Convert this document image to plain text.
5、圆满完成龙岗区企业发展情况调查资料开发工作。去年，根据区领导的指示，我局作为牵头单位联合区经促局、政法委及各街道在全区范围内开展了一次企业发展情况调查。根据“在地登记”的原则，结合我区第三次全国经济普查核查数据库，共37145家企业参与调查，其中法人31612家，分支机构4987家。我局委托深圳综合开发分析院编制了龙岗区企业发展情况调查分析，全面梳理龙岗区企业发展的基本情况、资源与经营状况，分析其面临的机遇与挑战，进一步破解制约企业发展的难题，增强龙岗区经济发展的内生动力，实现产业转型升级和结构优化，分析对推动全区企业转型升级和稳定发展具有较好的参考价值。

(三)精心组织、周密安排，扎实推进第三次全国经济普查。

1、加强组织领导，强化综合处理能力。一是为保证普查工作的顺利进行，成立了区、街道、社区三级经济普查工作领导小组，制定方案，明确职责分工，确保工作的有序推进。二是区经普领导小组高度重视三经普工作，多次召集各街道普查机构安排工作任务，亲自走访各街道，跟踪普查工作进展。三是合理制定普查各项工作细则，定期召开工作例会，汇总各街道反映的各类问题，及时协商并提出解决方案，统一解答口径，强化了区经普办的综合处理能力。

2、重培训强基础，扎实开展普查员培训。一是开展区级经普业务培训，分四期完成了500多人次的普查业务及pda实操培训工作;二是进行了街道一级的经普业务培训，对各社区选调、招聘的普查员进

* * *

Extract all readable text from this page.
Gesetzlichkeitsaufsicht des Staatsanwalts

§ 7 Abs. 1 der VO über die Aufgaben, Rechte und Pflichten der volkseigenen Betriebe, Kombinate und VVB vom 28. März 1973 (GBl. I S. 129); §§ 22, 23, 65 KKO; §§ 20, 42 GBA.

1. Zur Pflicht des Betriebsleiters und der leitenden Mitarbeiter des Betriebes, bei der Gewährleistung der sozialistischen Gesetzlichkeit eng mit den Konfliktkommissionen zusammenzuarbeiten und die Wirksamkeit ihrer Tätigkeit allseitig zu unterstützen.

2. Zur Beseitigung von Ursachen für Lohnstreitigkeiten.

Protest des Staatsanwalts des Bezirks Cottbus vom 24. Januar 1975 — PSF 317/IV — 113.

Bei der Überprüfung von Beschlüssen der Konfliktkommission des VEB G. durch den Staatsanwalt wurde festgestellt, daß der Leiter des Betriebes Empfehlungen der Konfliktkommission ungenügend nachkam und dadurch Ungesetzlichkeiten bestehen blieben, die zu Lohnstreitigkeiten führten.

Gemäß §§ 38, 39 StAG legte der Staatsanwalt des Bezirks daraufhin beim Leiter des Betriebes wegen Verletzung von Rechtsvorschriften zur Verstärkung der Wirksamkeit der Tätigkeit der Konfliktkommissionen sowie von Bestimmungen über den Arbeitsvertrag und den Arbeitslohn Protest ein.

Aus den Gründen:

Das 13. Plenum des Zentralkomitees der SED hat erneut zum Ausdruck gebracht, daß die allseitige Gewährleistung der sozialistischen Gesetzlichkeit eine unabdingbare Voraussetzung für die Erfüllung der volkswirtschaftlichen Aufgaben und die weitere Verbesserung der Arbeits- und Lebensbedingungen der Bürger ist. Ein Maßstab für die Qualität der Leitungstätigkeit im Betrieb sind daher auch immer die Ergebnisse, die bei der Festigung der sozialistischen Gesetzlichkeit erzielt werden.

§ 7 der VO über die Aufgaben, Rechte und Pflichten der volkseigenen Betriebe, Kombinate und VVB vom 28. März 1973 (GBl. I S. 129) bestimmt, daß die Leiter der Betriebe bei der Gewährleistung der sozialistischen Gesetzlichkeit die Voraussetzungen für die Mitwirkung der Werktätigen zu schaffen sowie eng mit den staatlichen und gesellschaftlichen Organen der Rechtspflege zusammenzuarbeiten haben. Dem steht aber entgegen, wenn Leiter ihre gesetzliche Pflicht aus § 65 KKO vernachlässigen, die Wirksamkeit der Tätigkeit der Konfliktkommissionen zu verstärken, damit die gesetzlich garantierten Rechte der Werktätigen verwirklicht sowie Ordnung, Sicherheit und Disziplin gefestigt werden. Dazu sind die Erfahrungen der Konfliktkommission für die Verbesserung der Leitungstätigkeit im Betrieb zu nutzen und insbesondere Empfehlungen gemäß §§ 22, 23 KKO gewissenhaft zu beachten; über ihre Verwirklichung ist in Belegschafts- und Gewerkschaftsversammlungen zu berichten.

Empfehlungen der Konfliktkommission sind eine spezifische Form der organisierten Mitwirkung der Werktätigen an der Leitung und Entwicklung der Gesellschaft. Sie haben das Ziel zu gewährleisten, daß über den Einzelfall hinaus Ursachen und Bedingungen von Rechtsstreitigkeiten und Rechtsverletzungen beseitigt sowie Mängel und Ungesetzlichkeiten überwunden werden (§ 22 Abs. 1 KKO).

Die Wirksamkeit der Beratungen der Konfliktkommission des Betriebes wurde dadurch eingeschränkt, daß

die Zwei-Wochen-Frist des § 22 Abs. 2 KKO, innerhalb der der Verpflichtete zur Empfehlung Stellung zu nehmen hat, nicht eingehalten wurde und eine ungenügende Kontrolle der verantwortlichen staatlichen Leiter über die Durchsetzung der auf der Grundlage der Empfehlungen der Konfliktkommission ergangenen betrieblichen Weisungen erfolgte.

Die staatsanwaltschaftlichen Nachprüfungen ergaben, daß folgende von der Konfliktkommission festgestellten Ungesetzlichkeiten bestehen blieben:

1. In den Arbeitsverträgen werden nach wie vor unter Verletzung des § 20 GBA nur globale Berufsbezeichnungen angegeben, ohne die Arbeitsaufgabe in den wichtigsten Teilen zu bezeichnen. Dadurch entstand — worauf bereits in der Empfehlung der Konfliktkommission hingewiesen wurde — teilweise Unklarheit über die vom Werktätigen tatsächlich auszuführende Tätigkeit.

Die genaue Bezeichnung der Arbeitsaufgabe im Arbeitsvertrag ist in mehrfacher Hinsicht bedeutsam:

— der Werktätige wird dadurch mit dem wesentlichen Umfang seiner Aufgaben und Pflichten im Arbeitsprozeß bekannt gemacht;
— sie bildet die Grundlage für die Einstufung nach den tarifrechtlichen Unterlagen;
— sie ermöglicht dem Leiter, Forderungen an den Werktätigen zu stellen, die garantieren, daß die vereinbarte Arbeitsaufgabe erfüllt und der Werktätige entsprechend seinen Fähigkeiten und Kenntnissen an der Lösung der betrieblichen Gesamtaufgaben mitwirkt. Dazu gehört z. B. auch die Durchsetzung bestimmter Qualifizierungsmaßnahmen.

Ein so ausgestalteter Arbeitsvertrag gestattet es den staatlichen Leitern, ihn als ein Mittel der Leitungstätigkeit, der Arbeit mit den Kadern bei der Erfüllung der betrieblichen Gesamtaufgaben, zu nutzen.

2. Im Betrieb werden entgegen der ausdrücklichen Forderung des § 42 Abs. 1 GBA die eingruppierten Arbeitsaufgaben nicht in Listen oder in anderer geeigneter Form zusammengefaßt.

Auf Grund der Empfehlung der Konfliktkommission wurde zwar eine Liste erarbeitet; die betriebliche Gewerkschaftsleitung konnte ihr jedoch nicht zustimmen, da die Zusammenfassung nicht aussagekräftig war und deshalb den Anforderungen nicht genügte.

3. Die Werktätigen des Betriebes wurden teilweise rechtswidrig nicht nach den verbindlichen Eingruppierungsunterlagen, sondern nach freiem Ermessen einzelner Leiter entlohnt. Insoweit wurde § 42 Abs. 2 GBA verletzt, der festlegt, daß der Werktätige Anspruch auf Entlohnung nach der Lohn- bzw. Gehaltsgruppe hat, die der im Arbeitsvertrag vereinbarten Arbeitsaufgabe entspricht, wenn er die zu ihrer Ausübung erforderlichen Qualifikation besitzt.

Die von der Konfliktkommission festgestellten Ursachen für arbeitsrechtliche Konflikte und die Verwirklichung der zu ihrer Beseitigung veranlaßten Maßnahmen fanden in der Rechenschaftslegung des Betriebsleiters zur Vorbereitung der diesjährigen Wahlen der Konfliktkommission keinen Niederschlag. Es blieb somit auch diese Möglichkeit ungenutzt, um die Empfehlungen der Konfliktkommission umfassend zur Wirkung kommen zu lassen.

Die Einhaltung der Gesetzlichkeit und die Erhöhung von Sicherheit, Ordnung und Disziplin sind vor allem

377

* * *

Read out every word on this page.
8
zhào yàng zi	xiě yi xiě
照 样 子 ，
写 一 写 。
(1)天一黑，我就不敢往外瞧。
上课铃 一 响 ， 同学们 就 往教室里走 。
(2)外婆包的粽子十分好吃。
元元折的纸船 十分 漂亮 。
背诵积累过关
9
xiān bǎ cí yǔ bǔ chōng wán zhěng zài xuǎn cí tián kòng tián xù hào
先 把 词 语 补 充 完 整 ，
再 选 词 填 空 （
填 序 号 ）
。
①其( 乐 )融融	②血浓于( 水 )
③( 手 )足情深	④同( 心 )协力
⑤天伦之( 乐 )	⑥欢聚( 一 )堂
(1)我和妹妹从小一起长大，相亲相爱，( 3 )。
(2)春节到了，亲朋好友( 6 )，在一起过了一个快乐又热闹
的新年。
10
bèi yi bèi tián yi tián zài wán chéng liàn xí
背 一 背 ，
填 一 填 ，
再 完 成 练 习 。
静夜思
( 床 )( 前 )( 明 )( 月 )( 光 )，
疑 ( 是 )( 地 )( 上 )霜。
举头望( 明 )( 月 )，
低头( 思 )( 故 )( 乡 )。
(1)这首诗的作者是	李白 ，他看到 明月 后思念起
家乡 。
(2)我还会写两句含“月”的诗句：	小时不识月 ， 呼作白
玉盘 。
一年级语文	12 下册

(Set exercise):
Scan the data above and copy every line with "text" in it.

(Correct output):
Convert this document image to plain text.
Extract all readable text from this page.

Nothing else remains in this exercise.